- Work to complete -
Give the material once more, word for word, without any images.

- Figure collection entries -
..............................

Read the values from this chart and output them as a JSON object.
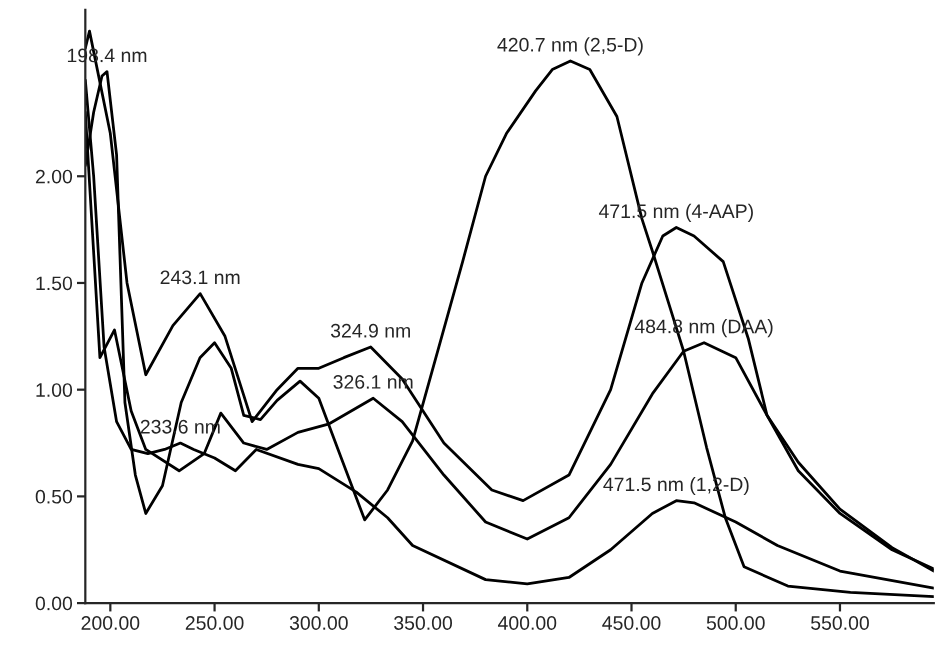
{
  "chart_data": {
    "type": "line",
    "xlim": [
      188,
      595
    ],
    "ylim": [
      0,
      2.78
    ],
    "xticks": [
      {
        "value": 200,
        "label": "200.00"
      },
      {
        "value": 250,
        "label": "250.00"
      },
      {
        "value": 300,
        "label": "300.00"
      },
      {
        "value": 350,
        "label": "350.00"
      },
      {
        "value": 400,
        "label": "400.00"
      },
      {
        "value": 450,
        "label": "450.00"
      },
      {
        "value": 500,
        "label": "500.00"
      },
      {
        "value": 550,
        "label": "550.00"
      }
    ],
    "yticks": [
      {
        "value": 0,
        "label": "0.00"
      },
      {
        "value": 0.5,
        "label": "0.50"
      },
      {
        "value": 1,
        "label": "1.00"
      },
      {
        "value": 1.5,
        "label": "1.50"
      },
      {
        "value": 2,
        "label": "2.00"
      }
    ],
    "grid": false,
    "marker": "none",
    "line_style": "solid",
    "series": [
      {
        "color": "#000000",
        "x": [
          188,
          192,
          196,
          198.4,
          203,
          207,
          212,
          217,
          225,
          234,
          243,
          250,
          258,
          264,
          272,
          280,
          291,
          300,
          310,
          322,
          333,
          345,
          357,
          369,
          380,
          390,
          404,
          412,
          420.7,
          430,
          443,
          455,
          460,
          468,
          475,
          486,
          495,
          504,
          525,
          555,
          595
        ],
        "values": [
          2.05,
          2.3,
          2.47,
          2.49,
          2.1,
          0.94,
          0.6,
          0.42,
          0.55,
          0.94,
          1.15,
          1.22,
          1.1,
          0.88,
          0.86,
          0.95,
          1.04,
          0.96,
          0.7,
          0.39,
          0.53,
          0.76,
          1.18,
          1.6,
          2.0,
          2.2,
          2.4,
          2.5,
          2.54,
          2.5,
          2.28,
          1.8,
          1.65,
          1.4,
          1.18,
          0.73,
          0.4,
          0.17,
          0.08,
          0.05,
          0.03
        ]
      },
      {
        "color": "#000000",
        "x": [
          188,
          190,
          200,
          208,
          217,
          230,
          243.1,
          255,
          268,
          280,
          290,
          300,
          312,
          324.9,
          340,
          360,
          383,
          398,
          420,
          440,
          455,
          465,
          471.5,
          480,
          494,
          506,
          515,
          530,
          550,
          575,
          595
        ],
        "values": [
          2.6,
          2.68,
          2.2,
          1.5,
          1.07,
          1.3,
          1.45,
          1.25,
          0.85,
          1.0,
          1.1,
          1.1,
          1.15,
          1.2,
          1.05,
          0.75,
          0.53,
          0.48,
          0.6,
          1.0,
          1.5,
          1.72,
          1.76,
          1.72,
          1.6,
          1.24,
          0.88,
          0.62,
          0.42,
          0.25,
          0.16
        ]
      },
      {
        "color": "#000000",
        "x": [
          188,
          195,
          202,
          210,
          217,
          233,
          245,
          253,
          264,
          275,
          290,
          305,
          326.1,
          340,
          360,
          380,
          400,
          420,
          440,
          460,
          475,
          484.8,
          500,
          515,
          530,
          550,
          575,
          595
        ],
        "values": [
          2.3,
          1.15,
          1.28,
          0.9,
          0.72,
          0.62,
          0.7,
          0.89,
          0.75,
          0.72,
          0.8,
          0.84,
          0.96,
          0.85,
          0.6,
          0.38,
          0.3,
          0.4,
          0.65,
          0.98,
          1.18,
          1.22,
          1.15,
          0.88,
          0.66,
          0.44,
          0.26,
          0.15
        ]
      },
      {
        "color": "#000000",
        "x": [
          188,
          192,
          197,
          203,
          210,
          218,
          226,
          233.6,
          240,
          250,
          260,
          270,
          290,
          300,
          318,
          333,
          345,
          380,
          400,
          420,
          440,
          460,
          471.5,
          480,
          500,
          520,
          550,
          595
        ],
        "values": [
          2.45,
          2.0,
          1.2,
          0.85,
          0.72,
          0.7,
          0.72,
          0.75,
          0.72,
          0.68,
          0.62,
          0.72,
          0.65,
          0.63,
          0.52,
          0.4,
          0.27,
          0.11,
          0.09,
          0.12,
          0.25,
          0.42,
          0.48,
          0.47,
          0.38,
          0.27,
          0.15,
          0.07
        ]
      }
    ],
    "annotations": [
      {
        "text": "198.4 nm",
        "x": 198.4,
        "y": 2.49
      },
      {
        "text": "243.1 nm",
        "x": 243.1,
        "y": 1.45
      },
      {
        "text": "233.6 nm",
        "x": 233.6,
        "y": 0.75
      },
      {
        "text": "324.9 nm",
        "x": 324.9,
        "y": 1.2
      },
      {
        "text": "326.1 nm",
        "x": 326.1,
        "y": 0.96
      },
      {
        "text": "420.7 nm (2,5-D)",
        "x": 420.7,
        "y": 2.54
      },
      {
        "text": "471.5 nm (4-AAP)",
        "x": 471.5,
        "y": 1.76
      },
      {
        "text": "484.8 nm (DAA)",
        "x": 484.8,
        "y": 1.22
      },
      {
        "text": "471.5 nm (1,2-D)",
        "x": 471.5,
        "y": 0.48
      }
    ]
  }
}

..............................

- Exercise result -
Read the values from this chart and output them as a JSON object.
{
  "chart_data": {
    "type": "line",
    "xlim": [
      188,
      595
    ],
    "ylim": [
      0,
      2.78
    ],
    "xticks": [
      {
        "value": 200,
        "label": "200.00"
      },
      {
        "value": 250,
        "label": "250.00"
      },
      {
        "value": 300,
        "label": "300.00"
      },
      {
        "value": 350,
        "label": "350.00"
      },
      {
        "value": 400,
        "label": "400.00"
      },
      {
        "value": 450,
        "label": "450.00"
      },
      {
        "value": 500,
        "label": "500.00"
      },
      {
        "value": 550,
        "label": "550.00"
      }
    ],
    "yticks": [
      {
        "value": 0,
        "label": "0.00"
      },
      {
        "value": 0.5,
        "label": "0.50"
      },
      {
        "value": 1,
        "label": "1.00"
      },
      {
        "value": 1.5,
        "label": "1.50"
      },
      {
        "value": 2,
        "label": "2.00"
      }
    ],
    "grid": false,
    "marker": "none",
    "line_style": "solid",
    "series": [
      {
        "color": "#000000",
        "x": [
          188,
          192,
          196,
          198.4,
          203,
          207,
          212,
          217,
          225,
          234,
          243,
          250,
          258,
          264,
          272,
          280,
          291,
          300,
          310,
          322,
          333,
          345,
          357,
          369,
          380,
          390,
          404,
          412,
          420.7,
          430,
          443,
          455,
          460,
          468,
          475,
          486,
          495,
          504,
          525,
          555,
          595
        ],
        "values": [
          2.05,
          2.3,
          2.47,
          2.49,
          2.1,
          0.94,
          0.6,
          0.42,
          0.55,
          0.94,
          1.15,
          1.22,
          1.1,
          0.88,
          0.86,
          0.95,
          1.04,
          0.96,
          0.7,
          0.39,
          0.53,
          0.76,
          1.18,
          1.6,
          2.0,
          2.2,
          2.4,
          2.5,
          2.54,
          2.5,
          2.28,
          1.8,
          1.65,
          1.4,
          1.18,
          0.73,
          0.4,
          0.17,
          0.08,
          0.05,
          0.03
        ]
      },
      {
        "color": "#000000",
        "x": [
          188,
          190,
          200,
          208,
          217,
          230,
          243.1,
          255,
          268,
          280,
          290,
          300,
          312,
          324.9,
          340,
          360,
          383,
          398,
          420,
          440,
          455,
          465,
          471.5,
          480,
          494,
          506,
          515,
          530,
          550,
          575,
          595
        ],
        "values": [
          2.6,
          2.68,
          2.2,
          1.5,
          1.07,
          1.3,
          1.45,
          1.25,
          0.85,
          1.0,
          1.1,
          1.1,
          1.15,
          1.2,
          1.05,
          0.75,
          0.53,
          0.48,
          0.6,
          1.0,
          1.5,
          1.72,
          1.76,
          1.72,
          1.6,
          1.24,
          0.88,
          0.62,
          0.42,
          0.25,
          0.16
        ]
      },
      {
        "color": "#000000",
        "x": [
          188,
          195,
          202,
          210,
          217,
          233,
          245,
          253,
          264,
          275,
          290,
          305,
          326.1,
          340,
          360,
          380,
          400,
          420,
          440,
          460,
          475,
          484.8,
          500,
          515,
          530,
          550,
          575,
          595
        ],
        "values": [
          2.3,
          1.15,
          1.28,
          0.9,
          0.72,
          0.62,
          0.7,
          0.89,
          0.75,
          0.72,
          0.8,
          0.84,
          0.96,
          0.85,
          0.6,
          0.38,
          0.3,
          0.4,
          0.65,
          0.98,
          1.18,
          1.22,
          1.15,
          0.88,
          0.66,
          0.44,
          0.26,
          0.15
        ]
      },
      {
        "color": "#000000",
        "x": [
          188,
          192,
          197,
          203,
          210,
          218,
          226,
          233.6,
          240,
          250,
          260,
          270,
          290,
          300,
          318,
          333,
          345,
          380,
          400,
          420,
          440,
          460,
          471.5,
          480,
          500,
          520,
          550,
          595
        ],
        "values": [
          2.45,
          2.0,
          1.2,
          0.85,
          0.72,
          0.7,
          0.72,
          0.75,
          0.72,
          0.68,
          0.62,
          0.72,
          0.65,
          0.63,
          0.52,
          0.4,
          0.27,
          0.11,
          0.09,
          0.12,
          0.25,
          0.42,
          0.48,
          0.47,
          0.38,
          0.27,
          0.15,
          0.07
        ]
      }
    ],
    "annotations": [
      {
        "text": "198.4 nm",
        "x": 198.4,
        "y": 2.49
      },
      {
        "text": "243.1 nm",
        "x": 243.1,
        "y": 1.45
      },
      {
        "text": "233.6 nm",
        "x": 233.6,
        "y": 0.75
      },
      {
        "text": "324.9 nm",
        "x": 324.9,
        "y": 1.2
      },
      {
        "text": "326.1 nm",
        "x": 326.1,
        "y": 0.96
      },
      {
        "text": "420.7 nm (2,5-D)",
        "x": 420.7,
        "y": 2.54
      },
      {
        "text": "471.5 nm (4-AAP)",
        "x": 471.5,
        "y": 1.76
      },
      {
        "text": "484.8 nm (DAA)",
        "x": 484.8,
        "y": 1.22
      },
      {
        "text": "471.5 nm (1,2-D)",
        "x": 471.5,
        "y": 0.48
      }
    ]
  }
}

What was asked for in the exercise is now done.